Records that describe figures
* * * *

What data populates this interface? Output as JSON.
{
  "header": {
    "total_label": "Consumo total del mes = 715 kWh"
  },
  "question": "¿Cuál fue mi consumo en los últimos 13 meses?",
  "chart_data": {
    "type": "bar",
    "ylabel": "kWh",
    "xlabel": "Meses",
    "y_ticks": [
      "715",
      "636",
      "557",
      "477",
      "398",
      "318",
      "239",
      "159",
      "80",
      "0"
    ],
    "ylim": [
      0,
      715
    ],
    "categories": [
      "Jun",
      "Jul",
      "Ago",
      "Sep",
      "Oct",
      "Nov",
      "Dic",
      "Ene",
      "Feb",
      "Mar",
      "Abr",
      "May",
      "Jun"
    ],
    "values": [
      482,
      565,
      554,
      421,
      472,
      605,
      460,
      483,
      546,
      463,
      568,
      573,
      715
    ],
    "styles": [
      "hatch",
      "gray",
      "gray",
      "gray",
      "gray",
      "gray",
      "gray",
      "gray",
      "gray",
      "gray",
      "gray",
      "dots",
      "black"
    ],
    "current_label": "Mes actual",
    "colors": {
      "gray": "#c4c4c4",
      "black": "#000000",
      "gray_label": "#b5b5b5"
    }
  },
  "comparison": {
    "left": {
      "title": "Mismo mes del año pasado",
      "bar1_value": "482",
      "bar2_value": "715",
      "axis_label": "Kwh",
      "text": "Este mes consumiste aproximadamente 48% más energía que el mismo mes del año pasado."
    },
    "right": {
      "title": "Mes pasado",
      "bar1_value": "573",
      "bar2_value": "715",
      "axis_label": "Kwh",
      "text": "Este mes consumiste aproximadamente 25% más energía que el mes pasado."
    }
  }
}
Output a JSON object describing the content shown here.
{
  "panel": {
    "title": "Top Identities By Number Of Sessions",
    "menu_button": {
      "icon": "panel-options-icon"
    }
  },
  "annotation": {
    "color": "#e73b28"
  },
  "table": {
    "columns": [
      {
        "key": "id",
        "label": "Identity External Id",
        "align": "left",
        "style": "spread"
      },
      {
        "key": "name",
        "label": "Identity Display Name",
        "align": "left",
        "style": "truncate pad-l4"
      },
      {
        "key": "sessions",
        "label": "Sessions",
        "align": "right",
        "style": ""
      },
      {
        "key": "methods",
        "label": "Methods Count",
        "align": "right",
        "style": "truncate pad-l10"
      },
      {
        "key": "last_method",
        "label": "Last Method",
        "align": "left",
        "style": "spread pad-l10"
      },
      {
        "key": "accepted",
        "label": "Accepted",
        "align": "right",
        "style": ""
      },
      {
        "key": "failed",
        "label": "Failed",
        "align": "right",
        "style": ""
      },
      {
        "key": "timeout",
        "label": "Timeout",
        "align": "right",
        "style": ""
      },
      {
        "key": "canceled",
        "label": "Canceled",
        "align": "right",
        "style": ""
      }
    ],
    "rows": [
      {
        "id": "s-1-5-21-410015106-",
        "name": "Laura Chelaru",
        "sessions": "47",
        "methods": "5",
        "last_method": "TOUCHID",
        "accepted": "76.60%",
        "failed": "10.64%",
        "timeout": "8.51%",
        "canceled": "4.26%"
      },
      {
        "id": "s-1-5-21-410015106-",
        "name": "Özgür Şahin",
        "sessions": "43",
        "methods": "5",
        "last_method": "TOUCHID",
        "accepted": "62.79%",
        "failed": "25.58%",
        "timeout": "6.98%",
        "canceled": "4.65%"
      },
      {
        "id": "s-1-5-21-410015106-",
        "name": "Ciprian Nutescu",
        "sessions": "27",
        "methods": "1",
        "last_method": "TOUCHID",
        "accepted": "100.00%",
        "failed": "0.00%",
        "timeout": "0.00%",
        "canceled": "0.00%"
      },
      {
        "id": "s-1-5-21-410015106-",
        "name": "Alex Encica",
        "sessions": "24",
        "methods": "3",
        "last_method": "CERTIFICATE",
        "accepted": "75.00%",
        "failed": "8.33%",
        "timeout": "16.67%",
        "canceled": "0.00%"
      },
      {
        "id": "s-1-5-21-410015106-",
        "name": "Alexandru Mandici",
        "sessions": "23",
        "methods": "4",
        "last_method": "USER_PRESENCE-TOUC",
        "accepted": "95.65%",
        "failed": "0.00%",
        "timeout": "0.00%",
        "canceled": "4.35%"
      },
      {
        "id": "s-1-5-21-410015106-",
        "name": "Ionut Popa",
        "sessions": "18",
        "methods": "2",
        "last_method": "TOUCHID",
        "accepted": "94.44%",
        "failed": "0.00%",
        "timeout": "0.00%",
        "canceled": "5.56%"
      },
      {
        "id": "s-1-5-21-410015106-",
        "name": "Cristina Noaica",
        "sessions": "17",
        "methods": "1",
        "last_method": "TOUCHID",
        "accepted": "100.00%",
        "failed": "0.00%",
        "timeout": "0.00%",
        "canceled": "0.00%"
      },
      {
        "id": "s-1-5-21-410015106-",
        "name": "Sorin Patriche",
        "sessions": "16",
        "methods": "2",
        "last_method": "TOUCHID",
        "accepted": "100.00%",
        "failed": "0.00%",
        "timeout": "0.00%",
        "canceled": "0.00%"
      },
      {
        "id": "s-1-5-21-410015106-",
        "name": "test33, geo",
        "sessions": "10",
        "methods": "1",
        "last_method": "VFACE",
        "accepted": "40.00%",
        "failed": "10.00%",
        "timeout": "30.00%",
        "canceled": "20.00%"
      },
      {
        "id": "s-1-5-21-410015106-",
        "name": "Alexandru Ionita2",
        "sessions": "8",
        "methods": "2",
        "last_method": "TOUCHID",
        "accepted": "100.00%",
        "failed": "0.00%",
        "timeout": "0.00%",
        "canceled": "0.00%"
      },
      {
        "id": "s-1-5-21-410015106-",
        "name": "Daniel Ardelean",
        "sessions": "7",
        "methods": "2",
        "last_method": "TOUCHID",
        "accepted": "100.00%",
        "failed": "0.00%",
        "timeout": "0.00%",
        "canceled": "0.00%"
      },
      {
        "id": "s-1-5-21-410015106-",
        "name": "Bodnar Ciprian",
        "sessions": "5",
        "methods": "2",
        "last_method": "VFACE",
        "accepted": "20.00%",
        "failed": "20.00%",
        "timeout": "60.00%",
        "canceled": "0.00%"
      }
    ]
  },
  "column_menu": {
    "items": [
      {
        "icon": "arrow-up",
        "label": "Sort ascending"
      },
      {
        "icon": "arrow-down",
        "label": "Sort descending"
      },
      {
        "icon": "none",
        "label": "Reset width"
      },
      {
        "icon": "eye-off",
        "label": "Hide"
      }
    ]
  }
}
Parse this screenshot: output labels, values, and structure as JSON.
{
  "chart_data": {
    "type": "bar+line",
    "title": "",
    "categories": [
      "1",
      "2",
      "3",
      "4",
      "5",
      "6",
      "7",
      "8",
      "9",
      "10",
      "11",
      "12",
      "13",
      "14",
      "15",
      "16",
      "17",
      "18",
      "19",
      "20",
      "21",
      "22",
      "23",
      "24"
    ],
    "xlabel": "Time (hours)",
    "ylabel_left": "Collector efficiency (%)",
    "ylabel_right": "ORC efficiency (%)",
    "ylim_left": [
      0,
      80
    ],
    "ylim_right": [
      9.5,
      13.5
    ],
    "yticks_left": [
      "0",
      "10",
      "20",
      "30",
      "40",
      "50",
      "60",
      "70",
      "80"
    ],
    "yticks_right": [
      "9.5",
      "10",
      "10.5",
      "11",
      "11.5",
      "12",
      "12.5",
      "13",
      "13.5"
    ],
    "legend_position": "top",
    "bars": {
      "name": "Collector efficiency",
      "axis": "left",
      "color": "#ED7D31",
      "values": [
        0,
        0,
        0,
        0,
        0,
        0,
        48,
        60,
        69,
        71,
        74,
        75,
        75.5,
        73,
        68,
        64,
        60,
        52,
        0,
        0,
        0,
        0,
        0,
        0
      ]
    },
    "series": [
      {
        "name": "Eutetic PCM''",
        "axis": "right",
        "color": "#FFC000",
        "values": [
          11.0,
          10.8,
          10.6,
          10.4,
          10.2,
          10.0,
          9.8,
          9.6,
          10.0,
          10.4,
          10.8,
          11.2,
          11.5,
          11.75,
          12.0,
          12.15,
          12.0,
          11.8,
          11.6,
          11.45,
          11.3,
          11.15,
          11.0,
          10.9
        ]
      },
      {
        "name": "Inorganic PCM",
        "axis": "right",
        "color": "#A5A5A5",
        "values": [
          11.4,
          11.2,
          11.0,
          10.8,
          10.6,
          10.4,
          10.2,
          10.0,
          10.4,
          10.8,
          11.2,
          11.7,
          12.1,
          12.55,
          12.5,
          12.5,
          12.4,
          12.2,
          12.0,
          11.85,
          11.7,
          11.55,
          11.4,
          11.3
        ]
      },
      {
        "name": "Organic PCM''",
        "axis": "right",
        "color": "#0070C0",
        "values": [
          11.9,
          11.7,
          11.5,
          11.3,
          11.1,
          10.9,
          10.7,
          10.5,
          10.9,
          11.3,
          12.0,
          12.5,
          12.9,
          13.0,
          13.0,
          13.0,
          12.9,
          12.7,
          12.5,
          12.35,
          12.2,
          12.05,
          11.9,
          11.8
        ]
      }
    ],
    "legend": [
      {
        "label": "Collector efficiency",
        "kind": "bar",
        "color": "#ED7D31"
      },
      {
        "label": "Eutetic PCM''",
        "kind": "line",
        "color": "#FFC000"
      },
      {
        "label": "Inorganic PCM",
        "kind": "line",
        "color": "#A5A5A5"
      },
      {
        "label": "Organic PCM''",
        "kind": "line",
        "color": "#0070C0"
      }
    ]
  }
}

* * * *

EXERCISE INSTRUCTIONS ::
What is the number of lines that hold the string "Collector"? Give it alone.

TASK ANSWER ::
3